## Given problem
Within the records below, find each line that holds the string "Temperature", then copy it.

━━ Excerpted data

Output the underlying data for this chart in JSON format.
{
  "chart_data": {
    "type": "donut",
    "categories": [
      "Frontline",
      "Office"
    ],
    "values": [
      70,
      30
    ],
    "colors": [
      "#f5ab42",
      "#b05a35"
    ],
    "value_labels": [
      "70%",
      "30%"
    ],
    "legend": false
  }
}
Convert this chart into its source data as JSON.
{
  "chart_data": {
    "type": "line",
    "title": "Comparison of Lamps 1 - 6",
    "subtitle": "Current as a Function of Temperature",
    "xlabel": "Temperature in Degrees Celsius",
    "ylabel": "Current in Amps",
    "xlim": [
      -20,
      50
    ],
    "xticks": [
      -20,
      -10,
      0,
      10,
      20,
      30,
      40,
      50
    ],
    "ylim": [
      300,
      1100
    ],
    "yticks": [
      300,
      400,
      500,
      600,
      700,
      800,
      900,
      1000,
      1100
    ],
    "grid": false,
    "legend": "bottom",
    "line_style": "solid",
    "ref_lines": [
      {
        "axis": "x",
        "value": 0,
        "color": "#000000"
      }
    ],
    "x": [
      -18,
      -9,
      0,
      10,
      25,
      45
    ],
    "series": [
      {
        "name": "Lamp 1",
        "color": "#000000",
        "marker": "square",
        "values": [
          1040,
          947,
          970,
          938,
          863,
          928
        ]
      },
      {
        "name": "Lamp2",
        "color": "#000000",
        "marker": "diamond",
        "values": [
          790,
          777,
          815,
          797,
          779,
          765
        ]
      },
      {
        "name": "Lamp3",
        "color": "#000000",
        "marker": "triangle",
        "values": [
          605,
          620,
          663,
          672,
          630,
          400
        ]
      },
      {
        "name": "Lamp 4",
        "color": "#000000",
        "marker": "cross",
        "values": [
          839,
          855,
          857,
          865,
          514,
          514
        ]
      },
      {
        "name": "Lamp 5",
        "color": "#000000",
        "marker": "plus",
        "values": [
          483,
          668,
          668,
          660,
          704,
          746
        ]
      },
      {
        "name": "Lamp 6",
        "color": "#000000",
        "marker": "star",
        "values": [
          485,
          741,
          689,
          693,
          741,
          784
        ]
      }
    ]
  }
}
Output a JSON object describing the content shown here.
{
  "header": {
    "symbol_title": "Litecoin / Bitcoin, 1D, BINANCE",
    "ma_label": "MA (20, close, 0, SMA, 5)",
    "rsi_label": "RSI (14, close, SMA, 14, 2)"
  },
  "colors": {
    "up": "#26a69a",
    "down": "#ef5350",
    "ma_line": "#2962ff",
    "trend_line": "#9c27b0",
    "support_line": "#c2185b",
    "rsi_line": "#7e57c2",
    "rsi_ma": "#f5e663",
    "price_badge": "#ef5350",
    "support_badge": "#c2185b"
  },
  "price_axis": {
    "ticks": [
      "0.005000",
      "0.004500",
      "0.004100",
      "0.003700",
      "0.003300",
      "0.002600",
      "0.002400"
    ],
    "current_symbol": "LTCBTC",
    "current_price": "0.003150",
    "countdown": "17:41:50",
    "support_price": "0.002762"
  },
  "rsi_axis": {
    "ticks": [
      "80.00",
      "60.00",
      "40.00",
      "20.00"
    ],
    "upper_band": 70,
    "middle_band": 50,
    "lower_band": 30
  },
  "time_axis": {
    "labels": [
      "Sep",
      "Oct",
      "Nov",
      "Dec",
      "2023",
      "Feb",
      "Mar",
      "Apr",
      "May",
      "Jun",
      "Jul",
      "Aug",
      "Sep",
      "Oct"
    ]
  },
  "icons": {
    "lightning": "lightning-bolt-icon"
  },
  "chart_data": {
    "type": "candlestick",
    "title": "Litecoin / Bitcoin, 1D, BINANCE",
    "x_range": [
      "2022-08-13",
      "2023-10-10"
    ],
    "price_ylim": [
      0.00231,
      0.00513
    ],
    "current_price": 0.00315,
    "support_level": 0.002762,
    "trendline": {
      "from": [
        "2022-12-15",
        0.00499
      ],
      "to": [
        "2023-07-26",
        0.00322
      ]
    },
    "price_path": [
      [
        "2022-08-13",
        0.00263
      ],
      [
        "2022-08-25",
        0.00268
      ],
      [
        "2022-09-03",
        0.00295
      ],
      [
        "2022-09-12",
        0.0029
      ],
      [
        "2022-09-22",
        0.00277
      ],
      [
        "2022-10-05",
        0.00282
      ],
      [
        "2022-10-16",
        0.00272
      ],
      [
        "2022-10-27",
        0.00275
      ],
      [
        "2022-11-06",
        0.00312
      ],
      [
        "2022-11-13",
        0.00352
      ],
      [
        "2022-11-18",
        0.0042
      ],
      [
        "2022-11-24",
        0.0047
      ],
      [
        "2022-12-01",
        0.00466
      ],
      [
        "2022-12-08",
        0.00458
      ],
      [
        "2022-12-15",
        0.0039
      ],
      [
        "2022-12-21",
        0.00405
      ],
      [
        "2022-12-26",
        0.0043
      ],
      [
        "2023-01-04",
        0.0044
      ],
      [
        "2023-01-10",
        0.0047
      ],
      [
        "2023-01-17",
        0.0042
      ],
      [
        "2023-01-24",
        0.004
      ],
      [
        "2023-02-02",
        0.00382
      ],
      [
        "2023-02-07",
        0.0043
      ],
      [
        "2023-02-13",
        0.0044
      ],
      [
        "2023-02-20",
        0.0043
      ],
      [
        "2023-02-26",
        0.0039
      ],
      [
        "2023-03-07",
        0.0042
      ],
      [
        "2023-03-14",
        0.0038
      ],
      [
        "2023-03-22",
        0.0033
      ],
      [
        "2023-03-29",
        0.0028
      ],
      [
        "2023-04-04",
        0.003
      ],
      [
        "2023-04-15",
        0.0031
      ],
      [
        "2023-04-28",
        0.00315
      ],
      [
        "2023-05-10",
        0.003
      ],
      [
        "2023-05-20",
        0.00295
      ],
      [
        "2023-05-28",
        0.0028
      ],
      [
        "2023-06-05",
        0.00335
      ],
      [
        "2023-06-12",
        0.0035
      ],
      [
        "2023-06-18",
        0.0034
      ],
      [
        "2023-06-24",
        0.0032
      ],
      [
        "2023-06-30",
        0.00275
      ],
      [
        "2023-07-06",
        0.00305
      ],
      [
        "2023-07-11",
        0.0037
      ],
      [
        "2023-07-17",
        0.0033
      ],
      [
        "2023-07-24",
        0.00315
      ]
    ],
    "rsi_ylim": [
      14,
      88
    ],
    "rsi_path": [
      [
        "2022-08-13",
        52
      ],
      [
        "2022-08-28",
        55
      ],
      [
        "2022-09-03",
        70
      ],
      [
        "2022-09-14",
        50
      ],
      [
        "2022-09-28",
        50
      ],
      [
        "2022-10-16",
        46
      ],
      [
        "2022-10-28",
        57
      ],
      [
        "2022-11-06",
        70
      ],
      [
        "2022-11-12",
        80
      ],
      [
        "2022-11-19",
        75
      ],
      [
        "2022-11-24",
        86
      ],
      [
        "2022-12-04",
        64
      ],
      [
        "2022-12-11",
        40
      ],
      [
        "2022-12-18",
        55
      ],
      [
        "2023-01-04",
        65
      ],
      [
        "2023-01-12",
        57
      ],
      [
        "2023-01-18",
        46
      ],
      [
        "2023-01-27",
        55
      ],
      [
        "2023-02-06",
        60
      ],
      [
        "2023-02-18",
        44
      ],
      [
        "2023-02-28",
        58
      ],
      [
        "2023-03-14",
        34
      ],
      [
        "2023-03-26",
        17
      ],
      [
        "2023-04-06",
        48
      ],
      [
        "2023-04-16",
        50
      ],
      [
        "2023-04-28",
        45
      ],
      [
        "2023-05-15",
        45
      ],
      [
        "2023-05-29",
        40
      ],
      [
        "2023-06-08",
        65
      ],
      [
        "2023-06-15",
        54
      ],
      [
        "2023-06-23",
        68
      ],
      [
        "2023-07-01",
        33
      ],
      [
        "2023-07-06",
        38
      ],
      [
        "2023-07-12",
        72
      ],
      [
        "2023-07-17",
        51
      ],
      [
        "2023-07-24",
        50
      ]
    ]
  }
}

━━━━

## Exercise answer
    "subtitle": "Current as a Function of Temperature",
    "xlabel": "Temperature in Degrees Celsius",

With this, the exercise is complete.